DATA LISTING:
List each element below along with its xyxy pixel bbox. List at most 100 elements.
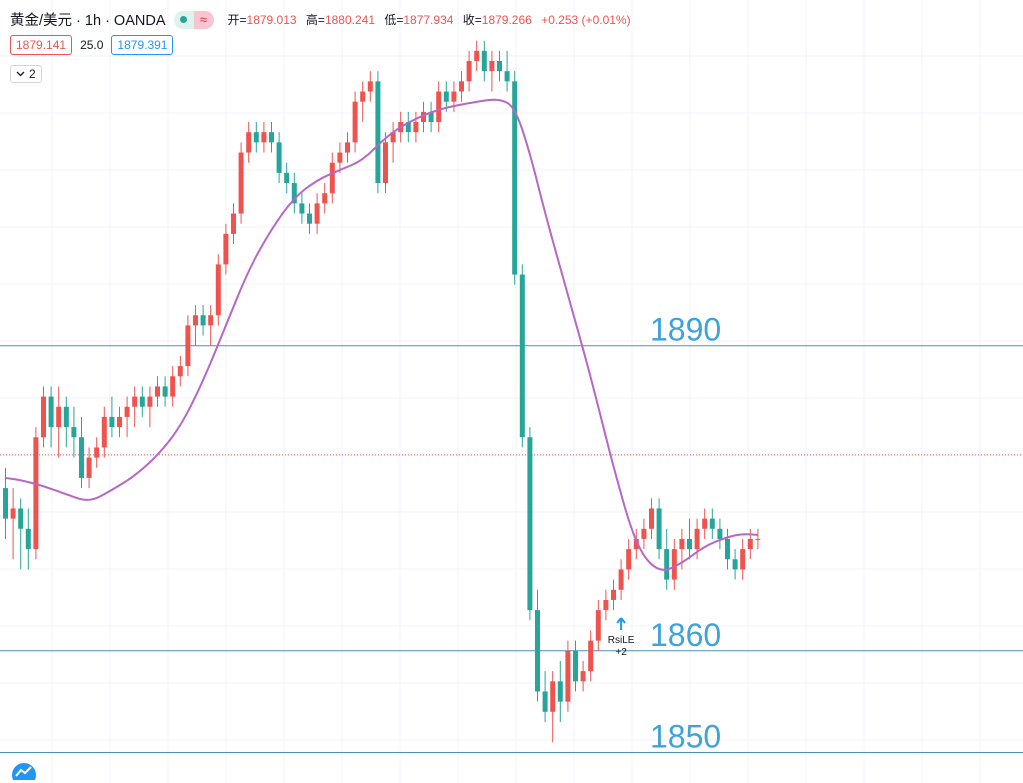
candle-body: [223, 233, 229, 265]
candle: [755, 528, 761, 550]
candle: [512, 71, 518, 285]
candle-body: [717, 528, 723, 539]
candle-body: [246, 132, 252, 153]
candle: [702, 508, 708, 539]
candle: [519, 264, 525, 448]
spread-value: 25.0: [80, 38, 104, 52]
candle-body: [367, 81, 373, 92]
candle-body: [299, 203, 305, 214]
level-label-1860: 1860: [650, 617, 721, 653]
candle-body: [664, 549, 670, 580]
candle: [664, 528, 670, 590]
candle-body: [329, 162, 335, 194]
candle: [717, 518, 723, 550]
candle-body: [193, 315, 198, 326]
candle: [421, 101, 426, 133]
candle: [177, 355, 183, 387]
candle-body: [519, 274, 525, 438]
candle: [109, 396, 115, 438]
candle: [253, 122, 259, 153]
candle: [603, 589, 609, 621]
candle-body: [641, 528, 647, 539]
market-status-pill[interactable]: ≈: [173, 10, 214, 29]
candle-body: [345, 142, 350, 153]
sell-button[interactable]: 1879.141: [10, 35, 73, 55]
candle-body: [481, 50, 487, 72]
candle-body: [56, 406, 62, 428]
candle-body: [253, 132, 259, 143]
candle: [269, 122, 274, 153]
candle-body: [603, 599, 609, 611]
candle-body: [71, 427, 77, 438]
buy-button[interactable]: 1879.391: [111, 35, 174, 55]
indicators-toggle-button[interactable]: 2: [10, 65, 42, 83]
candle: [588, 630, 594, 682]
candle-body: [200, 315, 206, 326]
candle: [162, 376, 168, 407]
candle-body: [383, 142, 388, 184]
candle-body: [155, 386, 160, 397]
candle-body: [459, 81, 464, 92]
candle-body: [18, 508, 24, 529]
change-value: +0.253 (+0.01%): [541, 13, 631, 27]
candle: [3, 467, 8, 539]
candle-body: [428, 111, 434, 123]
candle-body: [322, 193, 328, 204]
candle-body: [208, 315, 214, 326]
high-value: 1880.241: [324, 13, 375, 27]
candle: [246, 122, 252, 163]
candle-body: [542, 691, 548, 712]
candle-body: [671, 549, 677, 580]
candle: [390, 122, 396, 163]
candle-body: [170, 376, 176, 397]
candle: [565, 640, 571, 712]
candle-body: [535, 610, 540, 692]
delay-wave-icon: ≈: [193, 10, 214, 29]
candle: [276, 132, 282, 184]
candle: [337, 142, 343, 173]
candle: [86, 447, 92, 489]
candle-body: [375, 81, 381, 184]
candle: [732, 549, 738, 580]
candle-body: [497, 61, 502, 72]
candle: [633, 528, 639, 560]
candle-body: [101, 416, 107, 448]
candle-body: [474, 50, 480, 62]
candle-body: [177, 366, 183, 377]
candle-body: [527, 437, 533, 611]
horizontal-levels[interactable]: 1890 1860 1850: [0, 312, 1023, 755]
candle-body: [580, 671, 586, 682]
candle: [63, 396, 69, 448]
candle: [94, 437, 100, 468]
close-value: 1879.266: [481, 13, 532, 27]
candle: [33, 427, 39, 560]
candle: [238, 142, 244, 224]
candle-body: [109, 416, 115, 428]
candle: [481, 40, 487, 82]
candle-body: [565, 650, 571, 702]
candle-body: [79, 437, 84, 478]
candle: [466, 50, 472, 92]
candle-body: [694, 528, 700, 550]
candle-body: [86, 457, 92, 478]
candle-body: [284, 172, 290, 184]
candle: [18, 498, 24, 570]
symbol-title[interactable]: 黄金/美元 · 1h · OANDA: [10, 13, 166, 29]
candle: [489, 50, 495, 92]
candle: [155, 376, 160, 407]
candle-body: [702, 518, 708, 529]
candle: [413, 111, 419, 143]
candle: [284, 162, 290, 194]
candle: [459, 71, 464, 102]
candle-body: [132, 396, 138, 407]
candle: [170, 366, 176, 407]
tradingview-logo-icon[interactable]: [10, 762, 38, 780]
rsile-signal[interactable]: RsiLE+2: [608, 617, 635, 658]
candle: [345, 132, 350, 163]
candle: [314, 193, 320, 234]
candle-body: [231, 213, 236, 234]
candle: [147, 386, 153, 428]
candle: [375, 71, 381, 194]
candle-body: [185, 325, 191, 367]
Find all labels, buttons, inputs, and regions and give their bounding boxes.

GIVEN PROBLEM: Extract every line of the data above that contains the string "interactable", matching its case exactly.

REPLY TO THE EXERCISE:
market-status-pill[interactable]: ≈: [173, 10, 214, 29]
sell-button[interactable]: 1879.141: [10, 35, 73, 55]
buy-button[interactable]: 1879.391: [111, 35, 174, 55]
indicators-toggle-button[interactable]: 2: [10, 65, 42, 83]
horizontal-levels[interactable]: 1890 1860 1850: [0, 312, 1023, 755]
symbol-title[interactable]: 黄金/美元 · 1h · OANDA: [10, 13, 166, 29]
tradingview-logo-icon[interactable]: [10, 762, 38, 780]
rsile-signal[interactable]: RsiLE+2: [608, 617, 635, 658]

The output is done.